BEGIN
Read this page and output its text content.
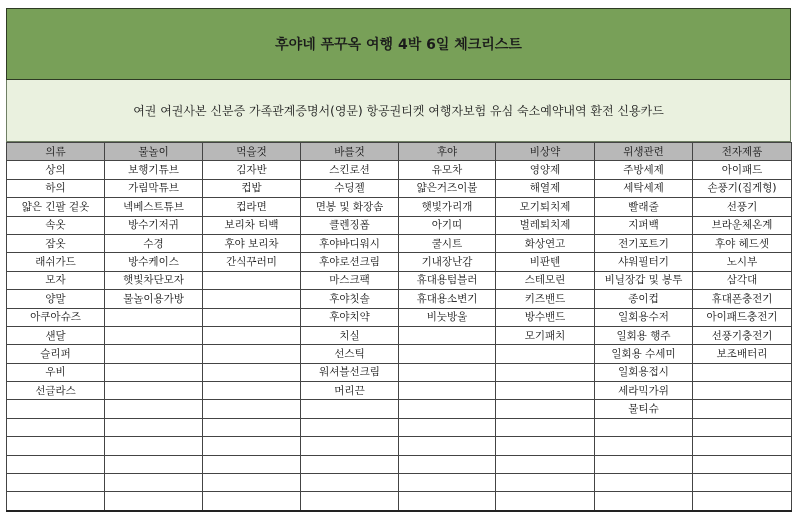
후야네 푸꾸옥 여행 4박 6일 체크리스트
여권 여권사본 신분증 가족관계증명서(영문) 항공권티켓 여행자보험 유심 숙소예약내역 환전 신용카드
의류	물놀이	먹을것	바를것	후야	비상약	위생관련	전자제품
상의	보행기튜브	김자반	스킨로션	유모차	영양제	주방세제	아이패드
하의	가림막튜브	컵밥	수딩젤	얇은거즈이불	해열제	세탁세제	손풍기(집게형)
얇은 긴팔 겉옷	넥베스트튜브	컵라면	면봉 및 화장솜	햇빛가리개	모기퇴치제	빨래줄	선풍기
속옷	방수기저귀	보리차 티백	클렌징폼	아기띠	벌레퇴치제	지퍼백	브라운체온계
잠옷	수경	후야 보리차	후야바디워시	쿨시트	화상연고	전기포트기	후야 헤드셋
래쉬가드	방수케이스	간식꾸러미	후야로션크림	기내장난감	비판텐	샤워필터기	노시부
모자	햇빛차단모자		마스크팩	휴대용텀블러	스테모린	비닐장갑 및 봉투	삼각대
양말	물놀이용가방		후야칫솔	휴대용소변기	키즈밴드	종이컵	휴대폰충전기
아쿠아슈즈			후야치약	비눗방울	방수밴드	일회용수저	아이패드충전기
샌달			치실		모기패치	일회용 행주	선풍기충전기
슬리퍼			선스틱			일회용 수세미	보조배터리
우비			워셔블선크림			일회용접시	
선글라스			머리끈			세라믹가위	
						물티슈	
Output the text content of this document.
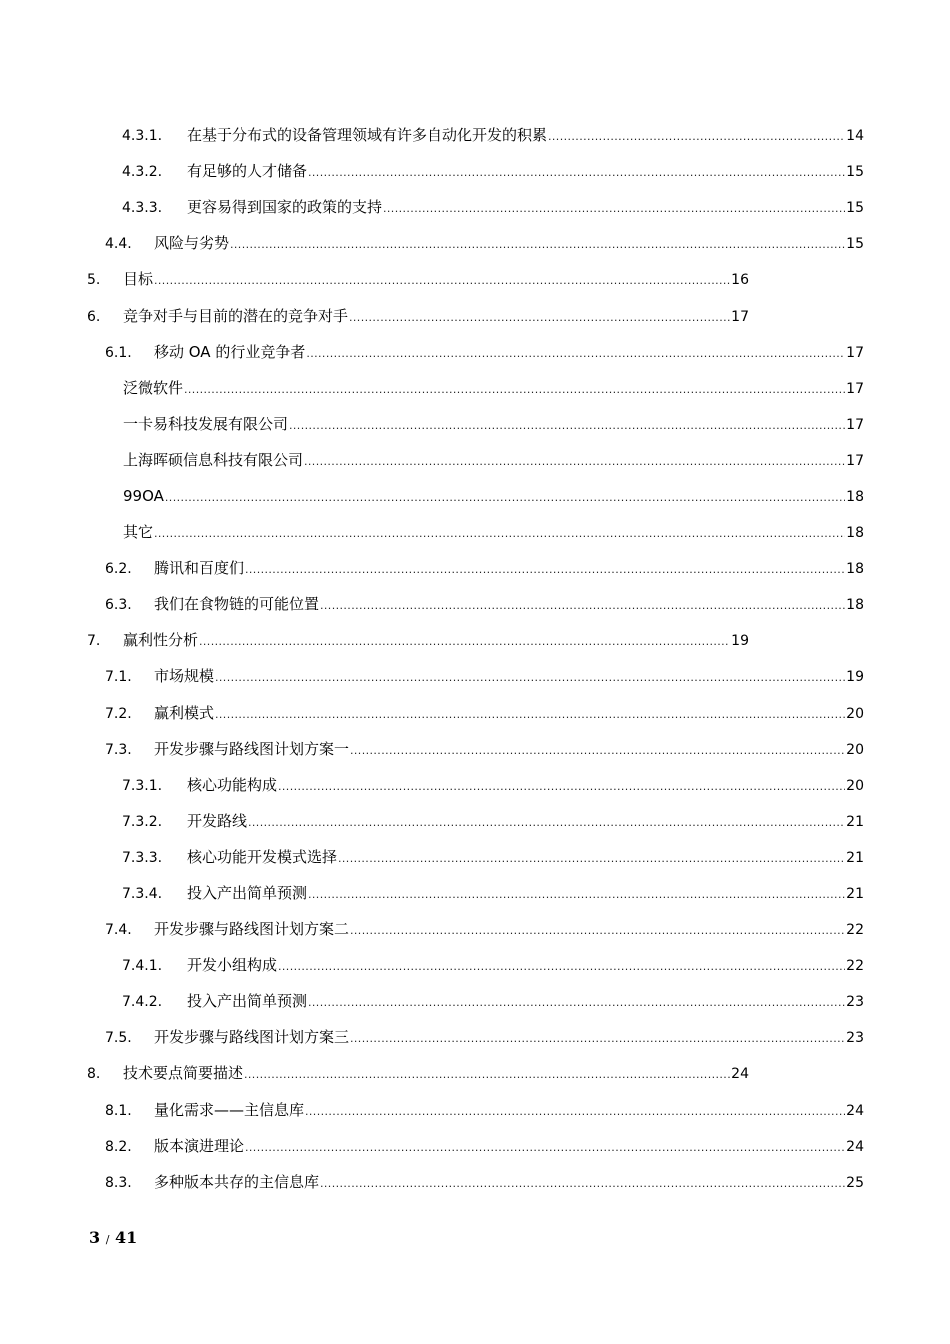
4.3.1. 在基于分布式的设备管理领域有许多自动化开发的积累 .....	14
4.3.2. 有足够的人才储备 .....	15
4.3.3. 更容易得到国家的政策的支持 .....	15
4.4. 风险与劣势 .....	15
5. 目标 .....	16
6. 竞争对手与目前的潜在的竞争对手 .....	17
6.1. 移动 OA 的行业竞争者 .....	17
泛微软件 .....	17
一卡易科技发展有限公司 .....	17
上海晖硕信息科技有限公司 .....	17
99OA .....	18
其它 .....	18
6.2. 腾讯和百度们 .....	18
6.3. 我们在食物链的可能位置 .....	18
7. 赢利性分析 .....	19
7.1. 市场规模 .....	19
7.2. 赢利模式 .....	20
7.3. 开发步骤与路线图计划方案一 .....	20
7.3.1. 核心功能构成 .....	20
7.3.2. 开发路线 .....	21
7.3.3. 核心功能开发模式选择 .....	21
7.3.4. 投入产出简单预测 .....	21
7.4. 开发步骤与路线图计划方案二 .....	22
7.4.1. 开发小组构成 .....	22
7.4.2. 投入产出简单预测 .....	23
7.5. 开发步骤与路线图计划方案三 .....	23
8. 技术要点简要描述 .....	24
8.1. 量化需求——主信息库 .....	24
8.2. 版本演进理论 .....	24
8.3. 多种版本共存的主信息库 .....	25
3 / 41
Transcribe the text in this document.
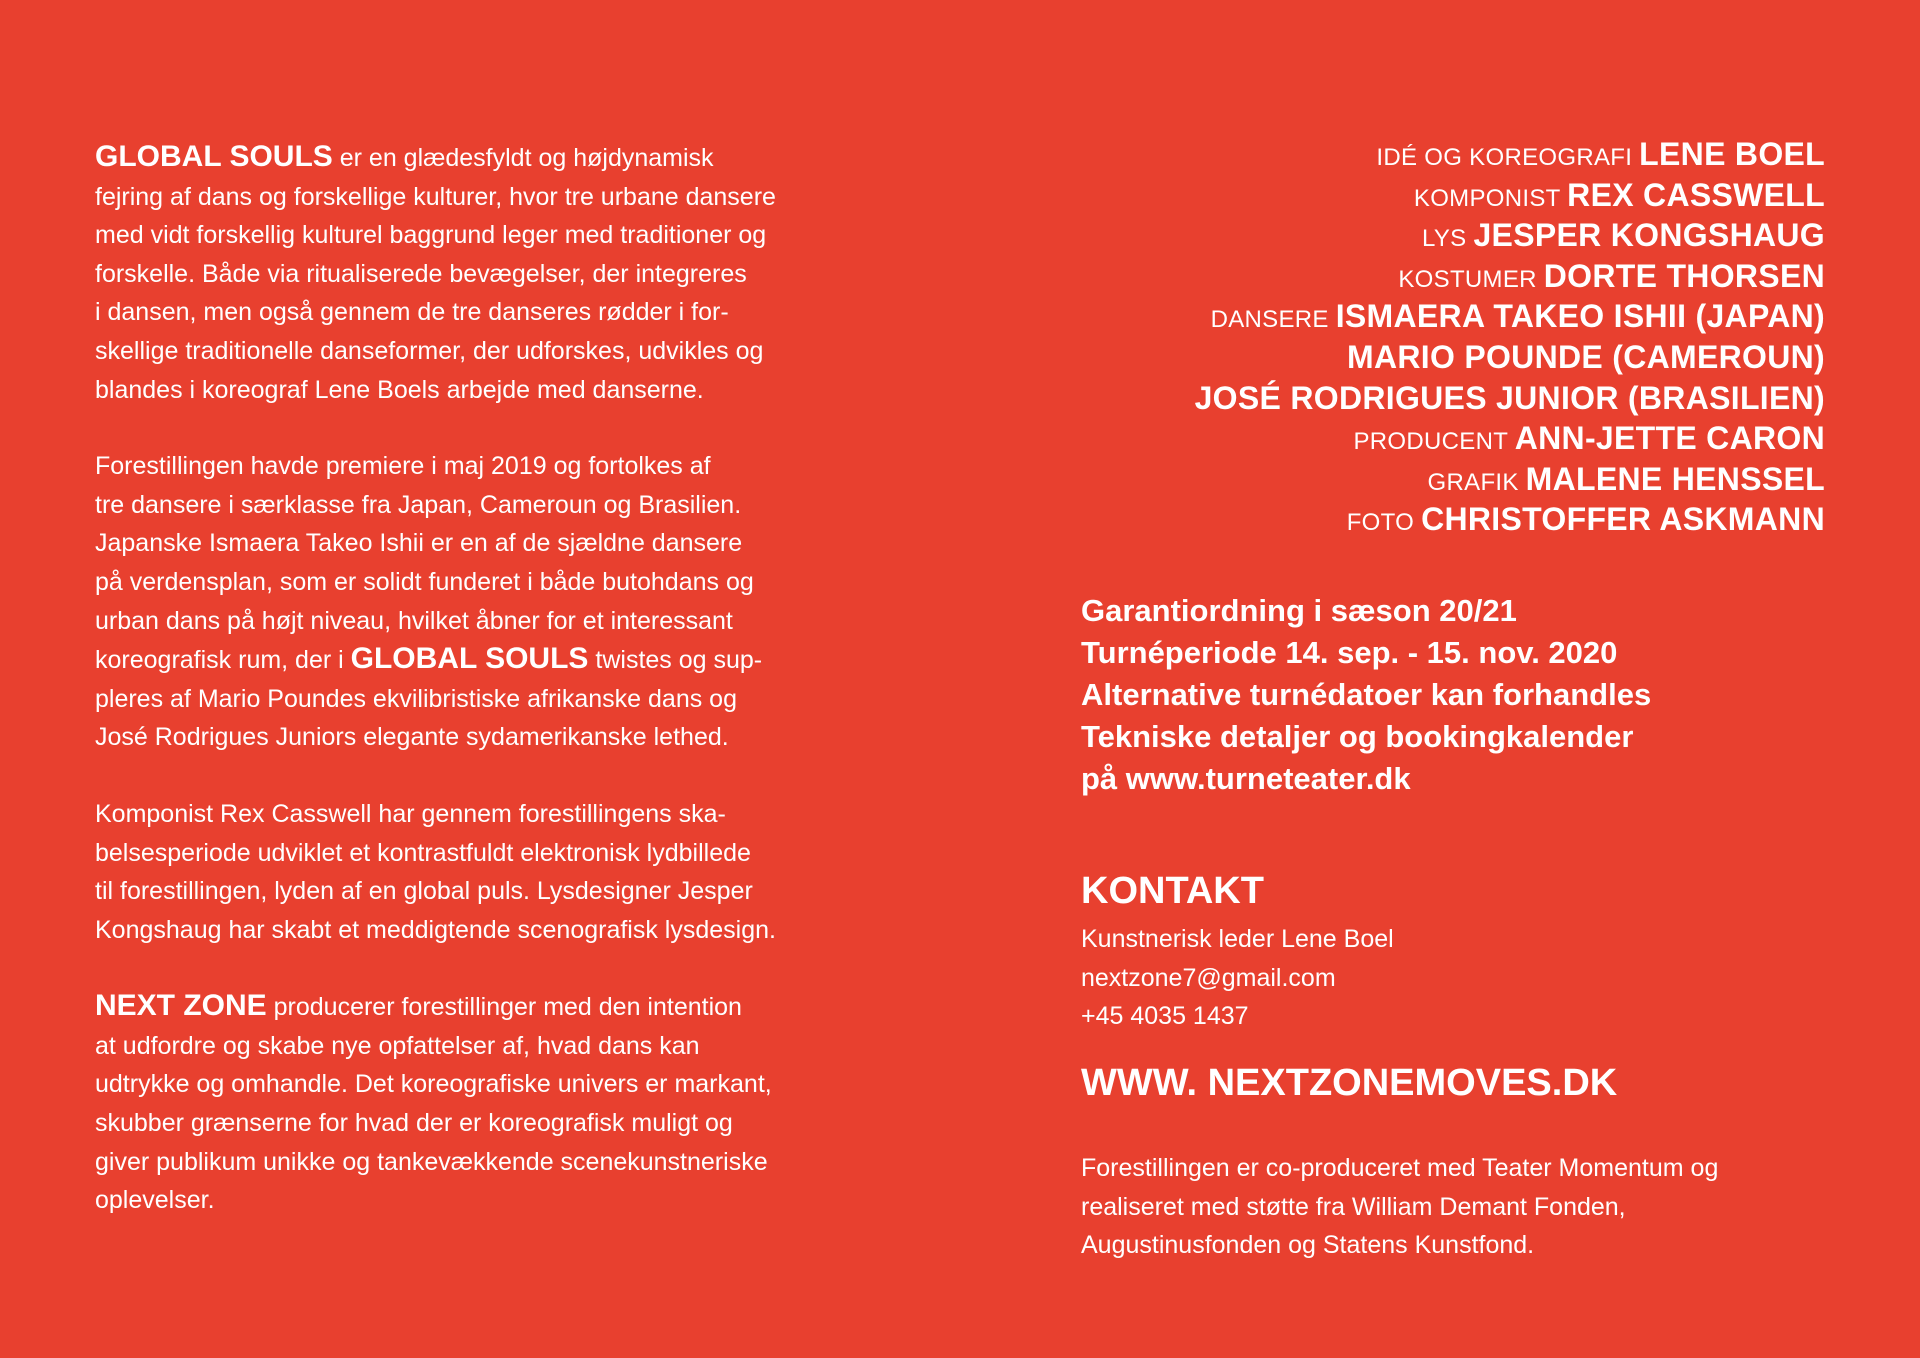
GLOBAL SOULS er en glædesfyldt og højdynamisk
fejring af dans og forskellige kulturer, hvor tre urbane dansere
med vidt forskellig kulturel baggrund leger med traditioner og
forskelle. Både via ritualiserede bevægelser, der integreres
i dansen, men også gennem de tre danseres rødder i for-
skellige traditionelle danseformer, der udforskes, udvikles og
blandes i koreograf Lene Boels arbejde med danserne.

Forestillingen havde premiere i maj 2019 og fortolkes af
tre dansere i særklasse fra Japan, Cameroun og Brasilien.
Japanske Ismaera Takeo Ishii er en af de sjældne dansere
på verdensplan, som er solidt funderet i både butohdans og
urban dans på højt niveau, hvilket åbner for et interessant
koreografisk rum, der i GLOBAL SOULS twistes og sup-
pleres af Mario Poundes ekvilibristiske afrikanske dans og
José Rodrigues Juniors elegante sydamerikanske lethed.

Komponist Rex Casswell har gennem forestillingens ska-
belsesperiode udviklet et kontrastfuldt elektronisk lydbillede
til forestillingen, lyden af en global puls. Lysdesigner Jesper
Kongshaug har skabt et meddigtende scenografisk lysdesign.

NEXT ZONE producerer forestillinger med den intention
at udfordre og skabe nye opfattelser af, hvad dans kan
udtrykke og omhandle. Det koreografiske univers er markant,
skubber grænserne for hvad der er koreografisk muligt og
giver publikum unikke og tankevækkende scenekunstneriske
oplevelser.

IDÉ OG KOREOGRAFI LENE BOEL
KOMPONIST REX CASSWELL
LYS JESPER KONGSHAUG
KOSTUMER DORTE THORSEN
DANSERE ISMAERA TAKEO ISHII (JAPAN)
MARIO POUNDE (CAMEROUN)
JOSÉ RODRIGUES JUNIOR (BRASILIEN)
PRODUCENT ANN-JETTE CARON
GRAFIK MALENE HENSSEL
FOTO CHRISTOFFER ASKMANN
Garantiordning i sæson 20/21
Turnéperiode 14. sep. - 15. nov. 2020
Alternative turnédatoer kan forhandles
Tekniske detaljer og bookingkalender
på www.turneteater.dk
KONTAKT
Kunstnerisk leder Lene Boel
nextzone7@gmail.com
+45 4035 1437
WWW. NEXTZONEMOVES.DK
Forestillingen er co-produceret med Teater Momentum og
realiseret med støtte fra William Demant Fonden,
Augustinusfonden og Statens Kunstfond.
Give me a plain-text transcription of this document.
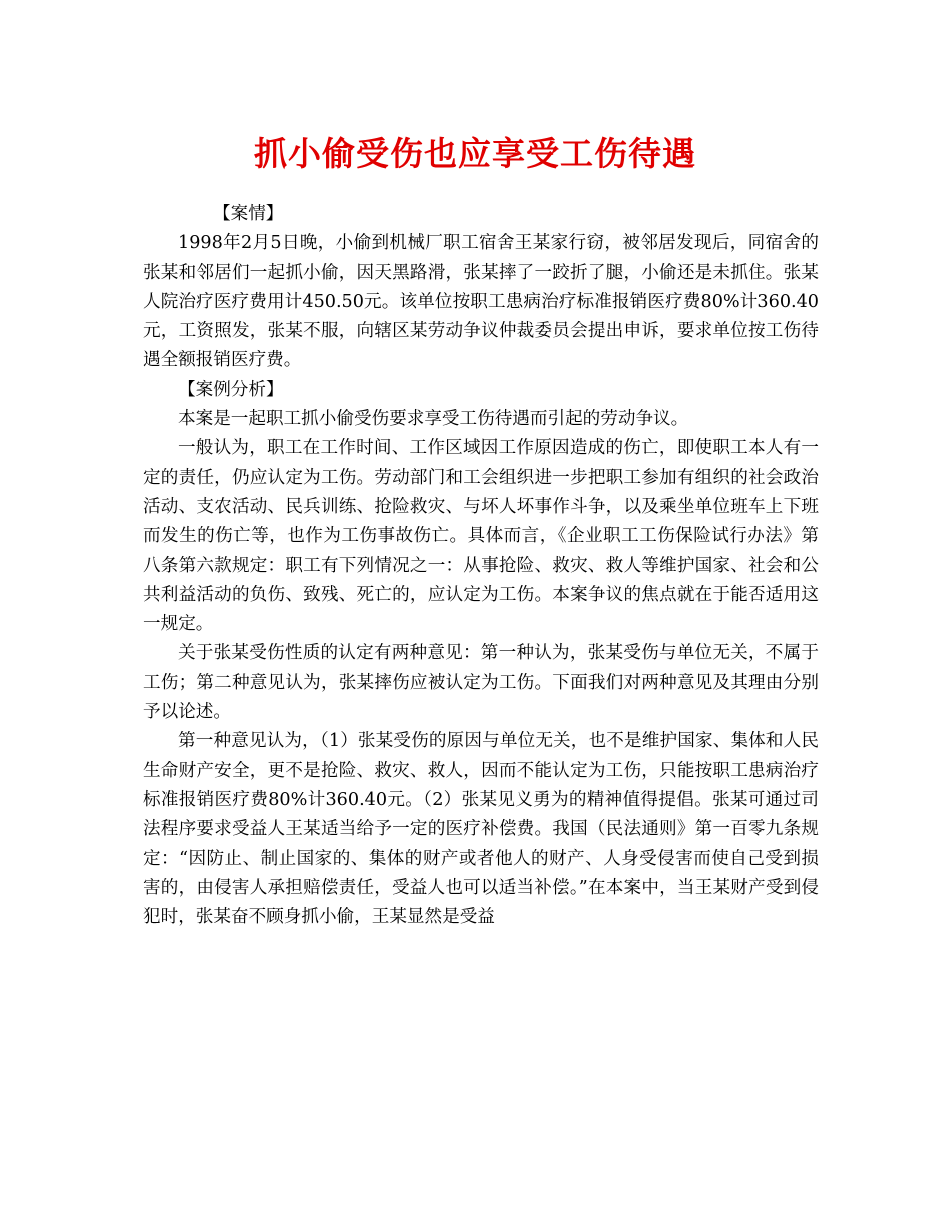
抓小偷受伤也应享受工伤待遇

【案情】

1998年2月5日晚，小偷到机械厂职工宿舍王某家行窃，被邻居发现后，同宿舍的张某和邻居们一起抓小偷，因天黑路滑，张某摔了一跤折了腿，小偷还是未抓住。张某人院治疗医疗费用计450.50元。该单位按职工患病治疗标准报销医疗费80%计360.40元，工资照发，张某不服，向辖区某劳动争议仲裁委员会提出申诉，要求单位按工伤待遇全额报销医疗费。

【案例分析】

本案是一起职工抓小偷受伤要求享受工伤待遇而引起的劳动争议。

一般认为，职工在工作时间、工作区域因工作原因造成的伤亡，即使职工本人有一定的责任，仍应认定为工伤。劳动部门和工会组织进一步把职工参加有组织的社会政治活动、支农活动、民兵训练、抢险救灾、与坏人坏事作斗争，以及乘坐单位班车上下班而发生的伤亡等，也作为工伤事故伤亡。具体而言，《企业职工工伤保险试行办法》第八条第六款规定：职工有下列情况之一：从事抢险、救灾、救人等维护国家、社会和公共利益活动的负伤、致残、死亡的，应认定为工伤。本案争议的焦点就在于能否适用这一规定。

关于张某受伤性质的认定有两种意见：第一种认为，张某受伤与单位无关，不属于工伤；第二种意见认为，张某摔伤应被认定为工伤。下面我们对两种意见及其理由分别予以论述。

第一种意见认为，（1）张某受伤的原因与单位无关，也不是维护国家、集体和人民生命财产安全，更不是抢险、救灾、救人，因而不能认定为工伤，只能按职工患病治疗标准报销医疗费80%计360.40元。（2）张某见义勇为的精神值得提倡。张某可通过司法程序要求受益人王某适当给予一定的医疗补偿费。我国（民法通则》第一百零九条规定：“因防止、制止国家的、集体的财产或者他人的财产、人身受侵害而使自己受到损害的，由侵害人承担赔偿责任，受益人也可以适当补偿。”在本案中，当王某财产受到侵犯时，张某奋不顾身抓小偷，王某显然是受益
END
**TASK PROMPT:** All entries are to be retyped exactly. Omit any embedded images.

**SOLVED PROBLEM:**
Read this page and output its text content.
후야네 푸꾸옥 여행 4박 6일 체크리스트
여권 여권사본 신분증 가족관계증명서(영문) 항공권티켓 여행자보험 유심 숙소예약내역 환전 신용카드
의류	물놀이	먹을것	바를것	후야	비상약	위생관련	전자제품
상의	보행기튜브	김자반	스킨로션	유모차	영양제	주방세제	아이패드
하의	가림막튜브	컵밥	수딩젤	얇은거즈이불	해열제	세탁세제	손풍기(집게형)
얇은 긴팔 겉옷	넥베스트튜브	컵라면	면봉 및 화장솜	햇빛가리개	모기퇴치제	빨래줄	선풍기
속옷	방수기저귀	보리차 티백	클렌징폼	아기띠	벌레퇴치제	지퍼백	브라운체온계
잠옷	수경	후야 보리차	후야바디워시	쿨시트	화상연고	전기포트기	후야 헤드셋
래쉬가드	방수케이스	간식꾸러미	후야로션크림	기내장난감	비판텐	샤워필터기	노시부
모자	햇빛차단모자		마스크팩	휴대용텀블러	스테모린	비닐장갑 및 봉투	삼각대
양말	물놀이용가방		후야칫솔	휴대용소변기	키즈밴드	종이컵	휴대폰충전기
아쿠아슈즈			후야치약	비눗방울	방수밴드	일회용수저	아이패드충전기
샌달			치실		모기패치	일회용 행주	선풍기충전기
슬리퍼			선스틱			일회용 수세미	보조배터리
우비			워셔블선크림			일회용접시	
선글라스			머리끈			세라믹가위	
						물티슈	
Output the text content of this document.
4.3.1. 在基于分布式的设备管理领域有许多自动化开发的积累 .....	14
4.3.2. 有足够的人才储备 .....	15
4.3.3. 更容易得到国家的政策的支持 .....	15
4.4. 风险与劣势 .....	15
5. 目标 .....	16
6. 竞争对手与目前的潜在的竞争对手 .....	17
6.1. 移动 OA 的行业竞争者 .....	17
泛微软件 .....	17
一卡易科技发展有限公司 .....	17
上海晖硕信息科技有限公司 .....	17
99OA .....	18
其它 .....	18
6.2. 腾讯和百度们 .....	18
6.3. 我们在食物链的可能位置 .....	18
7. 赢利性分析 .....	19
7.1. 市场规模 .....	19
7.2. 赢利模式 .....	20
7.3. 开发步骤与路线图计划方案一 .....	20
7.3.1. 核心功能构成 .....	20
7.3.2. 开发路线 .....	21
7.3.3. 核心功能开发模式选择 .....	21
7.3.4. 投入产出简单预测 .....	21
7.4. 开发步骤与路线图计划方案二 .....	22
7.4.1. 开发小组构成 .....	22
7.4.2. 投入产出简单预测 .....	23
7.5. 开发步骤与路线图计划方案三 .....	23
8. 技术要点简要描述 .....	24
8.1. 量化需求——主信息库 .....	24
8.2. 版本演进理论 .....	24
8.3. 多种版本共存的主信息库 .....	25
3 / 41
Transcribe the text in this document.
GLOBAL SOULS er en glædesfyldt og højdynamisk
fejring af dans og forskellige kulturer, hvor tre urbane dansere
med vidt forskellig kulturel baggrund leger med traditioner og
forskelle. Både via ritualiserede bevægelser, der integreres
i dansen, men også gennem de tre danseres rødder i for-
skellige traditionelle danseformer, der udforskes, udvikles og
blandes i koreograf Lene Boels arbejde med danserne.

Forestillingen havde premiere i maj 2019 og fortolkes af
tre dansere i særklasse fra Japan, Cameroun og Brasilien.
Japanske Ismaera Takeo Ishii er en af de sjældne dansere
på verdensplan, som er solidt funderet i både butohdans og
urban dans på højt niveau, hvilket åbner for et interessant
koreografisk rum, der i GLOBAL SOULS twistes og sup-
pleres af Mario Poundes ekvilibristiske afrikanske dans og
José Rodrigues Juniors elegante sydamerikanske lethed.

Komponist Rex Casswell har gennem forestillingens ska-
belsesperiode udviklet et kontrastfuldt elektronisk lydbillede
til forestillingen, lyden af en global puls. Lysdesigner Jesper
Kongshaug har skabt et meddigtende scenografisk lysdesign.

NEXT ZONE producerer forestillinger med den intention
at udfordre og skabe nye opfattelser af, hvad dans kan
udtrykke og omhandle. Det koreografiske univers er markant,
skubber grænserne for hvad der er koreografisk muligt og
giver publikum unikke og tankevækkende scenekunstneriske
oplevelser.

IDÉ OG KOREOGRAFI LENE BOEL
KOMPONIST REX CASSWELL
LYS JESPER KONGSHAUG
KOSTUMER DORTE THORSEN
DANSERE ISMAERA TAKEO ISHII (JAPAN)
MARIO POUNDE (CAMEROUN)
JOSÉ RODRIGUES JUNIOR (BRASILIEN)
PRODUCENT ANN-JETTE CARON
GRAFIK MALENE HENSSEL
FOTO CHRISTOFFER ASKMANN
Garantiordning i sæson 20/21
Turnéperiode 14. sep. - 15. nov. 2020
Alternative turnédatoer kan forhandles
Tekniske detaljer og bookingkalender
på www.turneteater.dk
KONTAKT
Kunstnerisk leder Lene Boel
nextzone7@gmail.com
+45 4035 1437
WWW. NEXTZONEMOVES.DK
Forestillingen er co-produceret med Teater Momentum og
realiseret med støtte fra William Demant Fonden,
Augustinusfonden og Statens Kunstfond.
Give me a plain-text transcription of this document.
抓小偷受伤也应享受工伤待遇

【案情】

1998年2月5日晚，小偷到机械厂职工宿舍王某家行窃，被邻居发现后，同宿舍的张某和邻居们一起抓小偷，因天黑路滑，张某摔了一跤折了腿，小偷还是未抓住。张某人院治疗医疗费用计450.50元。该单位按职工患病治疗标准报销医疗费80%计360.40元，工资照发，张某不服，向辖区某劳动争议仲裁委员会提出申诉，要求单位按工伤待遇全额报销医疗费。

【案例分析】

本案是一起职工抓小偷受伤要求享受工伤待遇而引起的劳动争议。

一般认为，职工在工作时间、工作区域因工作原因造成的伤亡，即使职工本人有一定的责任，仍应认定为工伤。劳动部门和工会组织进一步把职工参加有组织的社会政治活动、支农活动、民兵训练、抢险救灾、与坏人坏事作斗争，以及乘坐单位班车上下班而发生的伤亡等，也作为工伤事故伤亡。具体而言，《企业职工工伤保险试行办法》第八条第六款规定：职工有下列情况之一：从事抢险、救灾、救人等维护国家、社会和公共利益活动的负伤、致残、死亡的，应认定为工伤。本案争议的焦点就在于能否适用这一规定。

关于张某受伤性质的认定有两种意见：第一种认为，张某受伤与单位无关，不属于工伤；第二种意见认为，张某摔伤应被认定为工伤。下面我们对两种意见及其理由分别予以论述。

第一种意见认为，（1）张某受伤的原因与单位无关，也不是维护国家、集体和人民生命财产安全，更不是抢险、救灾、救人，因而不能认定为工伤，只能按职工患病治疗标准报销医疗费80%计360.40元。（2）张某见义勇为的精神值得提倡。张某可通过司法程序要求受益人王某适当给予一定的医疗补偿费。我国（民法通则》第一百零九条规定：“因防止、制止国家的、集体的财产或者他人的财产、人身受侵害而使自己受到损害的，由侵害人承担赔偿责任，受益人也可以适当补偿。”在本案中，当王某财产受到侵犯时，张某奋不顾身抓小偷，王某显然是受益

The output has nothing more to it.